# Your objective
Are you able to quote each entry exactly as written?

# Dataset content
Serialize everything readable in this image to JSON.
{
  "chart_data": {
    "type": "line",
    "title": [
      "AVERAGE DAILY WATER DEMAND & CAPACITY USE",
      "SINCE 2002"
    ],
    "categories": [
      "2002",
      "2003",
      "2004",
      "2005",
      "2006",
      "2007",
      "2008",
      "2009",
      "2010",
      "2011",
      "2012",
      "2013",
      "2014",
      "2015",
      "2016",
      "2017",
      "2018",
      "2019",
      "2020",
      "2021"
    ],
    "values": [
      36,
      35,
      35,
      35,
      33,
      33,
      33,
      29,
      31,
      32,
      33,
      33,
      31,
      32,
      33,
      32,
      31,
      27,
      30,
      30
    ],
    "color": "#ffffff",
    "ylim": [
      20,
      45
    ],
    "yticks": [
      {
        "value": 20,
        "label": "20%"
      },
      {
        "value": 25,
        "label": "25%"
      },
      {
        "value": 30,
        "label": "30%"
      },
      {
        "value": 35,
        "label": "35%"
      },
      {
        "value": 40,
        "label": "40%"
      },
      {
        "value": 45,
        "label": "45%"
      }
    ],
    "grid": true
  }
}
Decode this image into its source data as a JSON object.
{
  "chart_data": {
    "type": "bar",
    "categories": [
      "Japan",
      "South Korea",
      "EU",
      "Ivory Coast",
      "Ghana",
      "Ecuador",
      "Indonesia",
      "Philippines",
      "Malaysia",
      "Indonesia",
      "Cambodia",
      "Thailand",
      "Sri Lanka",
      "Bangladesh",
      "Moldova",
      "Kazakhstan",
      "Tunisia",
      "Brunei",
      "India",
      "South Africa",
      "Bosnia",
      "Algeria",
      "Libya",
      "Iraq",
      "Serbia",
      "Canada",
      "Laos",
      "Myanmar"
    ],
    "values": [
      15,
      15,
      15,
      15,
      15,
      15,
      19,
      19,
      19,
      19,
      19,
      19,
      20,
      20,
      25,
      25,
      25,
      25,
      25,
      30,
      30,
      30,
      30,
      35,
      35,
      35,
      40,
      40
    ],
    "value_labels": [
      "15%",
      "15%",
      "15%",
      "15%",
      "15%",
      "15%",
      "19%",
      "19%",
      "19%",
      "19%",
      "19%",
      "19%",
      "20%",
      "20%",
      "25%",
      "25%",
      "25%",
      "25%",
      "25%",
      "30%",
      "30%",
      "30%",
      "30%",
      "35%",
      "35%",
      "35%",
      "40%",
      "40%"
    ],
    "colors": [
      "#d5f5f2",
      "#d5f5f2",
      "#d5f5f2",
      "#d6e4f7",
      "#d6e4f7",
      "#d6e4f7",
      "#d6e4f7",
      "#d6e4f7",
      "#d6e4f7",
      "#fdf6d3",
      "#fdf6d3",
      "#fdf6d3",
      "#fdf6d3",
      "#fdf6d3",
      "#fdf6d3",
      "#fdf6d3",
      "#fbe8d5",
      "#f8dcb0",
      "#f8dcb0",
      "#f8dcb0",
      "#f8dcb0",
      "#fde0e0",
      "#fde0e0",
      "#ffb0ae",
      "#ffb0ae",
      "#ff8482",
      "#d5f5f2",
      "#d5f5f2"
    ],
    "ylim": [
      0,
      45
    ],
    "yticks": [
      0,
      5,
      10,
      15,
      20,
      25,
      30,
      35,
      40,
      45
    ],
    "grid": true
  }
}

# The reply
Serialize everything readable in this image to JSON.
{
  "chart_data": {
    "type": "line",
    "title": [
      "AVERAGE DAILY WATER DEMAND & CAPACITY USE",
      "SINCE 2002"
    ],
    "categories": [
      "2002",
      "2003",
      "2004",
      "2005",
      "2006",
      "2007",
      "2008",
      "2009",
      "2010",
      "2011",
      "2012",
      "2013",
      "2014",
      "2015",
      "2016",
      "2017",
      "2018",
      "2019",
      "2020",
      "2021"
    ],
    "values": [
      36,
      35,
      35,
      35,
      33,
      33,
      33,
      29,
      31,
      32,
      33,
      33,
      31,
      32,
      33,
      32,
      31,
      27,
      30,
      30
    ],
    "color": "#ffffff",
    "ylim": [
      20,
      45
    ],
    "yticks": [
      {
        "value": 20,
        "label": "20%"
      },
      {
        "value": 25,
        "label": "25%"
      },
      {
        "value": 30,
        "label": "30%"
      },
      {
        "value": 35,
        "label": "35%"
      },
      {
        "value": 40,
        "label": "40%"
      },
      {
        "value": 45,
        "label": "45%"
      }
    ],
    "grid": true
  }
}
Decode this image into its source data as a JSON object.
{
  "chart_data": {
    "type": "bar",
    "categories": [
      "Japan",
      "South Korea",
      "EU",
      "Ivory Coast",
      "Ghana",
      "Ecuador",
      "Indonesia",
      "Philippines",
      "Malaysia",
      "Indonesia",
      "Cambodia",
      "Thailand",
      "Sri Lanka",
      "Bangladesh",
      "Moldova",
      "Kazakhstan",
      "Tunisia",
      "Brunei",
      "India",
      "South Africa",
      "Bosnia",
      "Algeria",
      "Libya",
      "Iraq",
      "Serbia",
      "Canada",
      "Laos",
      "Myanmar"
    ],
    "values": [
      15,
      15,
      15,
      15,
      15,
      15,
      19,
      19,
      19,
      19,
      19,
      19,
      20,
      20,
      25,
      25,
      25,
      25,
      25,
      30,
      30,
      30,
      30,
      35,
      35,
      35,
      40,
      40
    ],
    "value_labels": [
      "15%",
      "15%",
      "15%",
      "15%",
      "15%",
      "15%",
      "19%",
      "19%",
      "19%",
      "19%",
      "19%",
      "19%",
      "20%",
      "20%",
      "25%",
      "25%",
      "25%",
      "25%",
      "25%",
      "30%",
      "30%",
      "30%",
      "30%",
      "35%",
      "35%",
      "35%",
      "40%",
      "40%"
    ],
    "colors": [
      "#d5f5f2",
      "#d5f5f2",
      "#d5f5f2",
      "#d6e4f7",
      "#d6e4f7",
      "#d6e4f7",
      "#d6e4f7",
      "#d6e4f7",
      "#d6e4f7",
      "#fdf6d3",
      "#fdf6d3",
      "#fdf6d3",
      "#fdf6d3",
      "#fdf6d3",
      "#fdf6d3",
      "#fdf6d3",
      "#fbe8d5",
      "#f8dcb0",
      "#f8dcb0",
      "#f8dcb0",
      "#f8dcb0",
      "#fde0e0",
      "#fde0e0",
      "#ffb0ae",
      "#ffb0ae",
      "#ff8482",
      "#d5f5f2",
      "#d5f5f2"
    ],
    "ylim": [
      0,
      45
    ],
    "yticks": [
      0,
      5,
      10,
      15,
      20,
      25,
      30,
      35,
      40,
      45
    ],
    "grid": true
  }
}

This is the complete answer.